## Start TASK INPUTS

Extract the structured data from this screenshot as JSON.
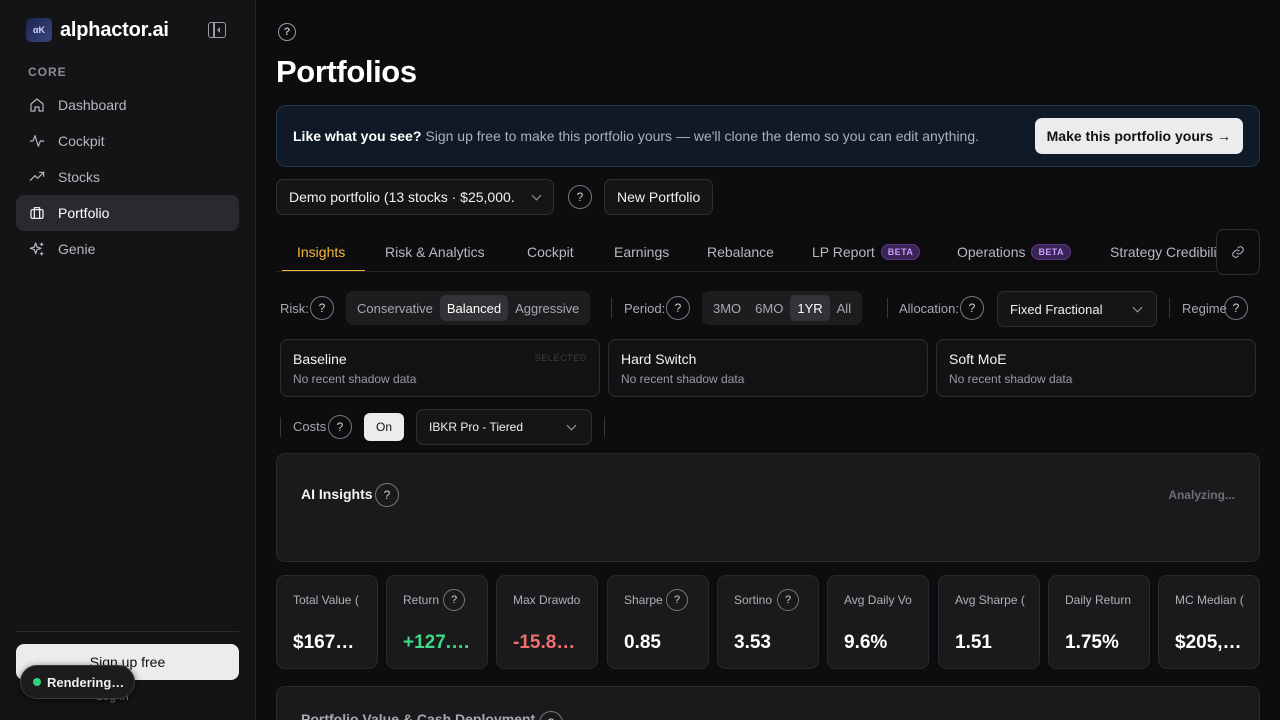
{
  "sidebar": {
    "brand": "alphactor.ai",
    "brand_logo_text": "αK",
    "section": "CORE",
    "items": [
      {
        "label": "Dashboard",
        "icon": "home-icon"
      },
      {
        "label": "Cockpit",
        "icon": "activity-icon"
      },
      {
        "label": "Stocks",
        "icon": "trending-up-icon"
      },
      {
        "label": "Portfolio",
        "icon": "briefcase-icon",
        "active": true
      },
      {
        "label": "Genie",
        "icon": "sparkles-icon"
      }
    ],
    "signup": "Sign up free",
    "login": "Log in",
    "toast": "Rendering…"
  },
  "header": {
    "help": "?",
    "title": "Portfolios"
  },
  "banner": {
    "strong": "Like what you see?",
    "text": "Sign up free to make this portfolio yours — we'll clone the demo so you can edit anything.",
    "button": "Make this portfolio yours →"
  },
  "portfolio": {
    "selected": "Demo portfolio (13 stocks · $25,000.",
    "help": "?",
    "new_button": "New Portfolio"
  },
  "tabs": [
    {
      "label": "Insights",
      "active": true
    },
    {
      "label": "Risk & Analytics"
    },
    {
      "label": "Cockpit"
    },
    {
      "label": "Earnings"
    },
    {
      "label": "Rebalance"
    },
    {
      "label": "LP Report",
      "badge": "BETA"
    },
    {
      "label": "Operations",
      "badge": "BETA"
    },
    {
      "label": "Strategy Credibility"
    }
  ],
  "controls": {
    "risk_label": "Risk:",
    "risk_options": [
      "Conservative",
      "Balanced",
      "Aggressive"
    ],
    "risk_selected": "Balanced",
    "period_label": "Period:",
    "period_options": [
      "3MO",
      "6MO",
      "1YR",
      "All"
    ],
    "period_selected": "1YR",
    "allocation_label": "Allocation:",
    "allocation_value": "Fixed Fractional",
    "regime_label": "Regime",
    "costs_label": "Costs",
    "costs_toggle": "On",
    "broker_value": "IBKR Pro - Tiered"
  },
  "strategies": [
    {
      "title": "Baseline",
      "subtitle": "No recent shadow data",
      "badge": "SELECTED"
    },
    {
      "title": "Hard Switch",
      "subtitle": "No recent shadow data"
    },
    {
      "title": "Soft MoE",
      "subtitle": "No recent shadow data"
    }
  ],
  "ai": {
    "title": "AI Insights",
    "status": "Analyzing..."
  },
  "metrics": [
    {
      "label": "Total Value (",
      "value": "$167…",
      "color": "#ffffff"
    },
    {
      "label": "Return",
      "value": "+127.…",
      "color": "#3ddc84",
      "help": true
    },
    {
      "label": "Max Drawdo",
      "value": "-15.8…",
      "color": "#f07070"
    },
    {
      "label": "Sharpe",
      "value": "0.85",
      "color": "#ffffff",
      "help": true
    },
    {
      "label": "Sortino",
      "value": "3.53",
      "color": "#ffffff",
      "help": true
    },
    {
      "label": "Avg Daily Vo",
      "value": "9.6%",
      "color": "#ffffff"
    },
    {
      "label": "Avg Sharpe (",
      "value": "1.51",
      "color": "#ffffff"
    },
    {
      "label": "Daily Return",
      "value": "1.75%",
      "color": "#ffffff"
    },
    {
      "label": "MC Median (",
      "value": "$205,…",
      "color": "#ffffff"
    }
  ],
  "chart_panel": {
    "title": "Portfolio Value & Cash Deployment"
  },
  "colors": {
    "accent": "#f5b73b",
    "positive": "#3ddc84",
    "negative": "#f07070",
    "beta": "#c69cff"
  }
}
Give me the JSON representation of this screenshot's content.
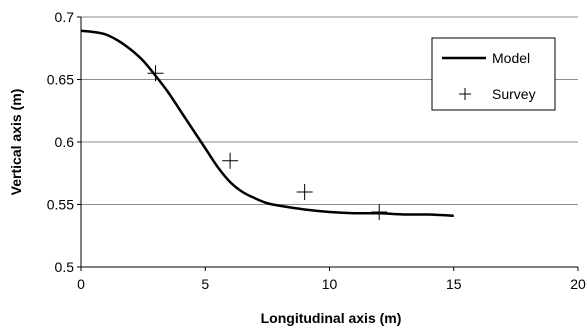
{
  "chart_data": {
    "type": "line",
    "xlabel": "Longitudinal axis (m)",
    "ylabel": "Vertical axis (m)",
    "xlim": [
      0,
      20
    ],
    "ylim": [
      0.5,
      0.7
    ],
    "x_ticks": [
      0,
      5,
      10,
      15,
      20
    ],
    "y_ticks": [
      0.5,
      0.55,
      0.6,
      0.65,
      0.7
    ],
    "x_tick_labels": [
      "0",
      "5",
      "10",
      "15",
      "20"
    ],
    "y_tick_labels": [
      "0.5",
      "0.55",
      "0.6",
      "0.65",
      "0.7"
    ],
    "grid": "horizontal",
    "legend_position": "top-right",
    "series": [
      {
        "name": "Model",
        "style": "line",
        "color": "#000000",
        "x": [
          0,
          0.5,
          1,
          1.5,
          2,
          2.5,
          3,
          3.5,
          4,
          4.5,
          5,
          5.5,
          6,
          6.5,
          7,
          7.5,
          8,
          9,
          10,
          11,
          12,
          13,
          14,
          15
        ],
        "y": [
          0.689,
          0.688,
          0.686,
          0.681,
          0.674,
          0.665,
          0.653,
          0.64,
          0.625,
          0.61,
          0.595,
          0.58,
          0.568,
          0.56,
          0.555,
          0.551,
          0.549,
          0.546,
          0.544,
          0.543,
          0.543,
          0.542,
          0.542,
          0.541
        ]
      },
      {
        "name": "Survey",
        "style": "marker",
        "marker": "plus",
        "color": "#000000",
        "x": [
          3,
          6,
          9,
          12
        ],
        "y": [
          0.655,
          0.585,
          0.56,
          0.544
        ]
      }
    ]
  }
}
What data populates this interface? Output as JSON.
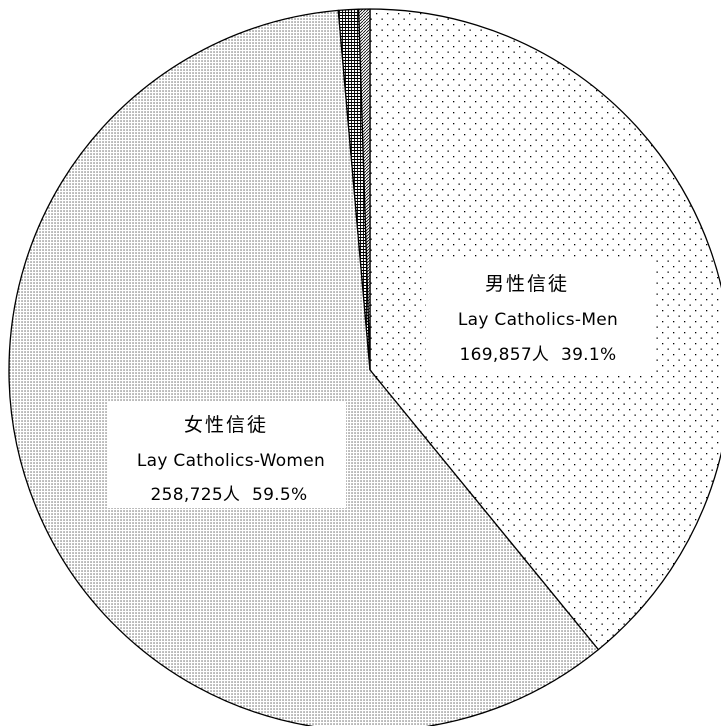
{
  "chart_data": {
    "type": "pie",
    "start_angle_deg": 0,
    "direction": "clockwise",
    "slices": [
      {
        "key": "men",
        "label_ja": "男性信徒",
        "label_en": "Lay Catholics-Men",
        "count_text": "169,857人",
        "percent_text": "39.1%",
        "value": 169857,
        "percent": 39.1,
        "pattern": "sparse-dots"
      },
      {
        "key": "women",
        "label_ja": "女性信徒",
        "label_en": "Lay Catholics-Women",
        "count_text": "258,725人",
        "percent_text": "59.5%",
        "value": 258725,
        "percent": 59.5,
        "pattern": "dense-dots"
      },
      {
        "key": "other-a",
        "percent": 0.9,
        "pattern": "grid"
      },
      {
        "key": "other-b",
        "percent": 0.5,
        "pattern": "diagonal"
      }
    ]
  }
}
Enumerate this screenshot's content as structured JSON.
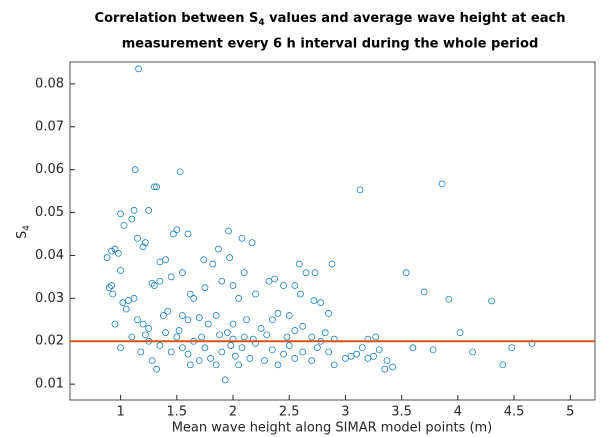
{
  "chart_data": {
    "type": "scatter",
    "title": [
      "Correlation between S",
      "4",
      " values and average wave height at each",
      "measurement every 6 h interval during the whole period"
    ],
    "xlabel": "Mean wave height along SIMAR model points (m)",
    "ylabel": [
      "S",
      "4"
    ],
    "xlim": [
      0.55,
      5.22
    ],
    "ylim": [
      0.0063,
      0.0851
    ],
    "xticks": [
      1,
      1.5,
      2,
      2.5,
      3,
      3.5,
      4,
      4.5,
      5
    ],
    "yticks": [
      0.01,
      0.02,
      0.03,
      0.04,
      0.05,
      0.06,
      0.07,
      0.08
    ],
    "marker_color": "#0072bd",
    "reference_line": {
      "value": 0.02,
      "color": "#d95319"
    },
    "x": [
      1.16,
      1.13,
      1.53,
      1.3,
      1.32,
      3.13,
      3.86,
      1.12,
      1.0,
      1.1,
      1.25,
      1.5,
      1.47,
      1.03,
      1.15,
      1.22,
      1.2,
      1.6,
      1.96,
      2.08,
      2.17,
      0.92,
      0.88,
      0.95,
      0.98,
      1.35,
      1.4,
      1.74,
      1.87,
      1.82,
      1.97,
      2.59,
      2.65,
      2.73,
      2.88,
      3.54,
      2.1,
      1.55,
      1.0,
      1.3,
      0.92,
      0.9,
      0.93,
      1.02,
      1.07,
      1.12,
      1.28,
      1.35,
      1.45,
      1.62,
      1.65,
      1.75,
      1.9,
      2.0,
      2.05,
      2.2,
      2.32,
      2.37,
      2.45,
      2.55,
      2.6,
      2.72,
      2.78,
      2.85,
      3.7,
      3.92,
      4.3,
      0.95,
      1.05,
      1.15,
      1.2,
      1.25,
      1.38,
      1.42,
      1.55,
      1.6,
      1.7,
      1.78,
      1.85,
      1.95,
      2.0,
      2.12,
      2.25,
      2.35,
      2.4,
      2.5,
      2.55,
      2.62,
      2.7,
      2.78,
      2.82,
      2.9,
      3.2,
      3.27,
      4.02,
      1.0,
      1.1,
      1.18,
      1.25,
      1.28,
      1.32,
      1.35,
      1.45,
      1.5,
      1.55,
      1.6,
      1.65,
      1.7,
      1.75,
      1.8,
      1.85,
      1.9,
      1.93,
      1.98,
      2.02,
      2.08,
      2.15,
      2.2,
      2.28,
      2.35,
      2.4,
      2.45,
      2.5,
      2.55,
      2.62,
      2.7,
      2.75,
      2.85,
      2.9,
      3.0,
      3.05,
      3.1,
      3.15,
      3.2,
      3.25,
      3.3,
      3.35,
      3.37,
      3.42,
      3.6,
      3.78,
      4.13,
      4.4,
      4.48,
      4.66,
      1.4,
      1.72,
      1.88,
      2.1,
      2.3,
      2.48,
      2.05,
      1.62,
      2.0,
      2.18,
      1.22,
      1.52
    ],
    "values": [
      0.0835,
      0.06,
      0.0595,
      0.056,
      0.056,
      0.0553,
      0.0567,
      0.0505,
      0.0497,
      0.0485,
      0.0505,
      0.046,
      0.045,
      0.047,
      0.044,
      0.043,
      0.042,
      0.045,
      0.0457,
      0.044,
      0.043,
      0.041,
      0.0395,
      0.0415,
      0.0405,
      0.0385,
      0.039,
      0.039,
      0.0415,
      0.038,
      0.0395,
      0.038,
      0.036,
      0.036,
      0.038,
      0.036,
      0.036,
      0.036,
      0.0365,
      0.033,
      0.033,
      0.0325,
      0.031,
      0.029,
      0.0295,
      0.03,
      0.0335,
      0.034,
      0.035,
      0.031,
      0.03,
      0.0325,
      0.034,
      0.033,
      0.03,
      0.031,
      0.034,
      0.0345,
      0.033,
      0.033,
      0.031,
      0.0295,
      0.029,
      0.0265,
      0.0315,
      0.0298,
      0.0294,
      0.024,
      0.0275,
      0.025,
      0.024,
      0.023,
      0.026,
      0.027,
      0.026,
      0.025,
      0.0255,
      0.024,
      0.026,
      0.022,
      0.024,
      0.025,
      0.023,
      0.025,
      0.0265,
      0.026,
      0.0225,
      0.0235,
      0.021,
      0.02,
      0.022,
      0.0205,
      0.0205,
      0.021,
      0.022,
      0.0185,
      0.021,
      0.0175,
      0.02,
      0.0155,
      0.0135,
      0.019,
      0.0175,
      0.021,
      0.0185,
      0.017,
      0.02,
      0.0155,
      0.0185,
      0.016,
      0.0145,
      0.0175,
      0.011,
      0.019,
      0.0165,
      0.0185,
      0.016,
      0.0195,
      0.0155,
      0.018,
      0.0145,
      0.017,
      0.019,
      0.016,
      0.0175,
      0.0155,
      0.0185,
      0.0175,
      0.0145,
      0.016,
      0.0165,
      0.017,
      0.0185,
      0.016,
      0.0165,
      0.018,
      0.0135,
      0.0155,
      0.014,
      0.0185,
      0.018,
      0.0175,
      0.0145,
      0.0185,
      0.0195,
      0.022,
      0.021,
      0.0215,
      0.021,
      0.0215,
      0.021,
      0.0145,
      0.0145,
      0.0205,
      0.0205,
      0.0215,
      0.0225
    ]
  }
}
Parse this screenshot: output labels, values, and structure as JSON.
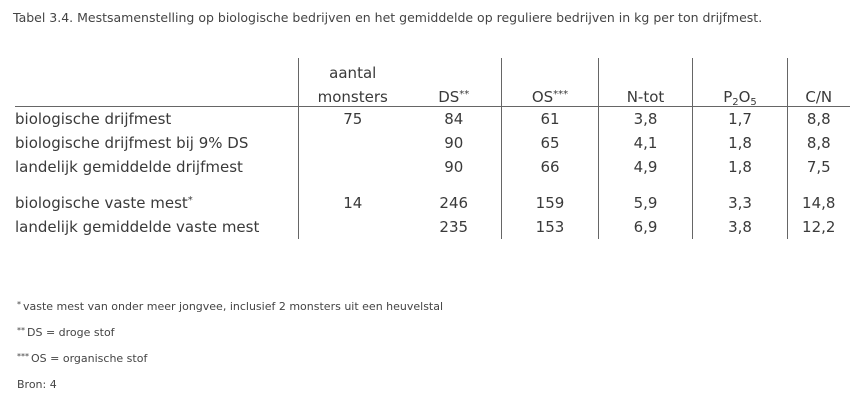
{
  "caption": "Tabel 3.4. Mestsamenstelling op biologische bedrijven en het gemiddelde op reguliere bedrijven in kg per ton drijfmest.",
  "table": {
    "header_top": "aantal",
    "headers": {
      "monsters": "monsters",
      "ds": "DS",
      "ds_mark": "**",
      "os": "OS",
      "os_mark": "***",
      "ntot": "N-tot",
      "p2o5_p": "P",
      "p2o5_2": "2",
      "p2o5_o": "O",
      "p2o5_5": "5",
      "cn": "C/N"
    },
    "rows": [
      {
        "label": "biologische drijfmest",
        "label_mark": "",
        "monsters": "75",
        "ds": "84",
        "os": "61",
        "ntot": "3,8",
        "p2o5": "1,7",
        "cn": "8,8"
      },
      {
        "label": "biologische drijfmest bij 9% DS",
        "label_mark": "",
        "monsters": "",
        "ds": "90",
        "os": "65",
        "ntot": "4,1",
        "p2o5": "1,8",
        "cn": "8,8"
      },
      {
        "label": "landelijk gemiddelde drijfmest",
        "label_mark": "",
        "monsters": "",
        "ds": "90",
        "os": "66",
        "ntot": "4,9",
        "p2o5": "1,8",
        "cn": "7,5"
      },
      {
        "label": "biologische vaste mest",
        "label_mark": "*",
        "monsters": "14",
        "ds": "246",
        "os": "159",
        "ntot": "5,9",
        "p2o5": "3,3",
        "cn": "14,8"
      },
      {
        "label": "landelijk gemiddelde vaste mest",
        "label_mark": "",
        "monsters": "",
        "ds": "235",
        "os": "153",
        "ntot": "6,9",
        "p2o5": "3,8",
        "cn": "12,2"
      }
    ]
  },
  "footnotes": [
    {
      "mark": "*",
      "text": "vaste mest van onder meer jongvee, inclusief 2 monsters uit een heuvelstal"
    },
    {
      "mark": "**",
      "text": "DS = droge stof"
    },
    {
      "mark": "***",
      "text": "OS = organische stof"
    },
    {
      "mark": "",
      "text": "Bron: 4"
    }
  ]
}
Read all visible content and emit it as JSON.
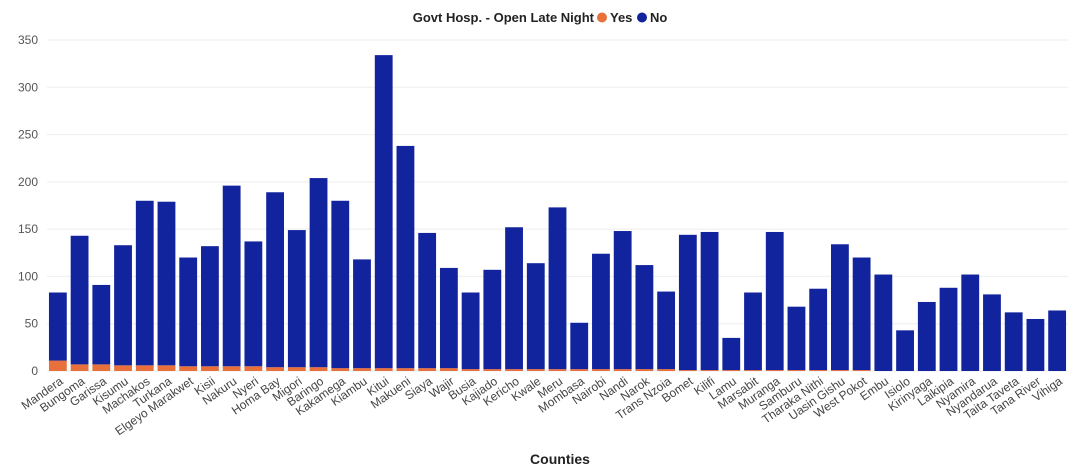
{
  "chart_data": {
    "type": "bar",
    "stacked": true,
    "legend_title": "Govt Hosp. - Open Late Night",
    "legend_position": "top-center",
    "xlabel": "Counties",
    "ylabel": "",
    "ylim": [
      0,
      350
    ],
    "yticks": [
      0,
      50,
      100,
      150,
      200,
      250,
      300,
      350
    ],
    "grid": true,
    "categories": [
      "Mandera",
      "Bungoma",
      "Garissa",
      "Kisumu",
      "Machakos",
      "Turkana",
      "Elgeyo Marakwet",
      "Kisii",
      "Nakuru",
      "Nyeri",
      "Homa Bay",
      "Migori",
      "Baringo",
      "Kakamega",
      "Kiambu",
      "Kitui",
      "Makueni",
      "Siaya",
      "Wajir",
      "Busia",
      "Kajiado",
      "Kericho",
      "Kwale",
      "Meru",
      "Mombasa",
      "Nairobi",
      "Nandi",
      "Narok",
      "Trans Nzoia",
      "Bomet",
      "Kilifi",
      "Lamu",
      "Marsabit",
      "Muranga",
      "Samburu",
      "Tharaka Nithi",
      "Uasin Gishu",
      "West Pokot",
      "Embu",
      "Isiolo",
      "Kirinyaga",
      "Laikipia",
      "Nyamira",
      "Nyandarua",
      "Taita Taveta",
      "Tana River",
      "Vihiga"
    ],
    "series": [
      {
        "name": "Yes",
        "color": "#e8703a",
        "values": [
          11,
          7,
          7,
          6,
          6,
          6,
          5,
          5,
          5,
          5,
          4,
          4,
          4,
          3,
          3,
          3,
          3,
          3,
          3,
          2,
          2,
          2,
          2,
          2,
          2,
          2,
          2,
          2,
          2,
          1,
          1,
          1,
          1,
          1,
          1,
          1,
          1,
          1,
          0,
          0,
          0,
          0,
          0,
          0,
          0,
          0,
          0
        ]
      },
      {
        "name": "No",
        "color": "#12239e",
        "values": [
          72,
          136,
          84,
          127,
          174,
          173,
          115,
          127,
          191,
          132,
          185,
          145,
          200,
          177,
          115,
          331,
          235,
          143,
          106,
          81,
          105,
          150,
          112,
          171,
          49,
          122,
          146,
          110,
          82,
          143,
          146,
          34,
          82,
          146,
          67,
          86,
          133,
          119,
          102,
          43,
          73,
          88,
          102,
          81,
          62,
          55,
          64
        ]
      }
    ]
  }
}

## End TASK INPUTS

# TASK TO COMPLETE
Report how many lines in the entries hold the string "type". Nothing but the number is wanted.

# ANSWER TO THE EXERCISE
4